-- BEGIN Data for the task --

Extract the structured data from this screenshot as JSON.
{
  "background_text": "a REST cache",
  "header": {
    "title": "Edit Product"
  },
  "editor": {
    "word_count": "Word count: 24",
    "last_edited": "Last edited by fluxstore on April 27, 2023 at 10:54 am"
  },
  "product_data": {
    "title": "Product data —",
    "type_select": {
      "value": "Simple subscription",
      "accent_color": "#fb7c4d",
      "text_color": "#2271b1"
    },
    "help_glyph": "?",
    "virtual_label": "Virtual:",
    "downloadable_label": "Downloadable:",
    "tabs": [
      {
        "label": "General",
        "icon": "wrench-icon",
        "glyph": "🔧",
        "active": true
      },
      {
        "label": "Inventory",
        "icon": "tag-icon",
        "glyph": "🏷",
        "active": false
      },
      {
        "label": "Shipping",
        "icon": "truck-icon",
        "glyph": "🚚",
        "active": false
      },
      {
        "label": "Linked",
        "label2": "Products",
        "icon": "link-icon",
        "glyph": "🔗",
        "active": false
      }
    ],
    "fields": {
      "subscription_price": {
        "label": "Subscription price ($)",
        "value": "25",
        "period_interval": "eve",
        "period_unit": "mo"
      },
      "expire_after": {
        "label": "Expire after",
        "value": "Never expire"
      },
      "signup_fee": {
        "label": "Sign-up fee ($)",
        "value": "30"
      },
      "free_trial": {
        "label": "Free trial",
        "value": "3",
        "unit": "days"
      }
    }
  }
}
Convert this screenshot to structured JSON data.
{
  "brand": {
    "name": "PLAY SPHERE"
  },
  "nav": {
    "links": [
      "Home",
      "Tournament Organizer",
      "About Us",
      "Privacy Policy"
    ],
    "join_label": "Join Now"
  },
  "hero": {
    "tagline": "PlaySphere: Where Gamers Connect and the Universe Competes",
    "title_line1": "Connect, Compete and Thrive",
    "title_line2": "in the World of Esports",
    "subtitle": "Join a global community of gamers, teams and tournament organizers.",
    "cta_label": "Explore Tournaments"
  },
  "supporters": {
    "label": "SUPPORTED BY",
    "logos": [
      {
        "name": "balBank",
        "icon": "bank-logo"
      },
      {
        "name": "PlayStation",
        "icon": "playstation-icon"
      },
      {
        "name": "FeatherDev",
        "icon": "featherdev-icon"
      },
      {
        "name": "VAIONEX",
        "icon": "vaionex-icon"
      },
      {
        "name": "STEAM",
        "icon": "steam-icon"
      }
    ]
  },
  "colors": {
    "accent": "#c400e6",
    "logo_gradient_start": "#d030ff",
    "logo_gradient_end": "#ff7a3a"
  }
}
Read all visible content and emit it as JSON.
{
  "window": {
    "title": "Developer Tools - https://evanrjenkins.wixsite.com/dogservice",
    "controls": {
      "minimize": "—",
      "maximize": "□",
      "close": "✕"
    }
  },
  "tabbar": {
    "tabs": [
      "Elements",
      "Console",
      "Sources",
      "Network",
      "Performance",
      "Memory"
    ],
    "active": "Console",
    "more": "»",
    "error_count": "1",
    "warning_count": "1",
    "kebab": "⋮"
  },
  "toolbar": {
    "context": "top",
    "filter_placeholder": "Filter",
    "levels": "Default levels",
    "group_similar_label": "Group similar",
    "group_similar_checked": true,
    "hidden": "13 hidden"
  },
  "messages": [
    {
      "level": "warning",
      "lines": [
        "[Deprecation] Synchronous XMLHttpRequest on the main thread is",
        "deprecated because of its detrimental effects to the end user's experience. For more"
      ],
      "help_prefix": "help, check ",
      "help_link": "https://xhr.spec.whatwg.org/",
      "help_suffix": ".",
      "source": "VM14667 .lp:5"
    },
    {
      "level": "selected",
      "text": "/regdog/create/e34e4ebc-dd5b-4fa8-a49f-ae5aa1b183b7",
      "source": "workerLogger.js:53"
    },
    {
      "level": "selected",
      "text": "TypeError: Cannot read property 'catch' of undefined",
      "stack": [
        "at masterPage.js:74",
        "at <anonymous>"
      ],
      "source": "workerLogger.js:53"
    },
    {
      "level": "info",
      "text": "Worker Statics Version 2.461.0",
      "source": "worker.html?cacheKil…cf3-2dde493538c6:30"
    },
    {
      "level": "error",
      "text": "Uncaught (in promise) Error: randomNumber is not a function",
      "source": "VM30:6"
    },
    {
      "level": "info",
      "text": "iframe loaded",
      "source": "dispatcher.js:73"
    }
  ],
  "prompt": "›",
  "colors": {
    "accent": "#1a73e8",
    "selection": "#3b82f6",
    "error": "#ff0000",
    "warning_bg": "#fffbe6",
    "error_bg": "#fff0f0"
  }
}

-- END Data for the task --

State only the number of lines in these entries that contain "true".

● **Output**
2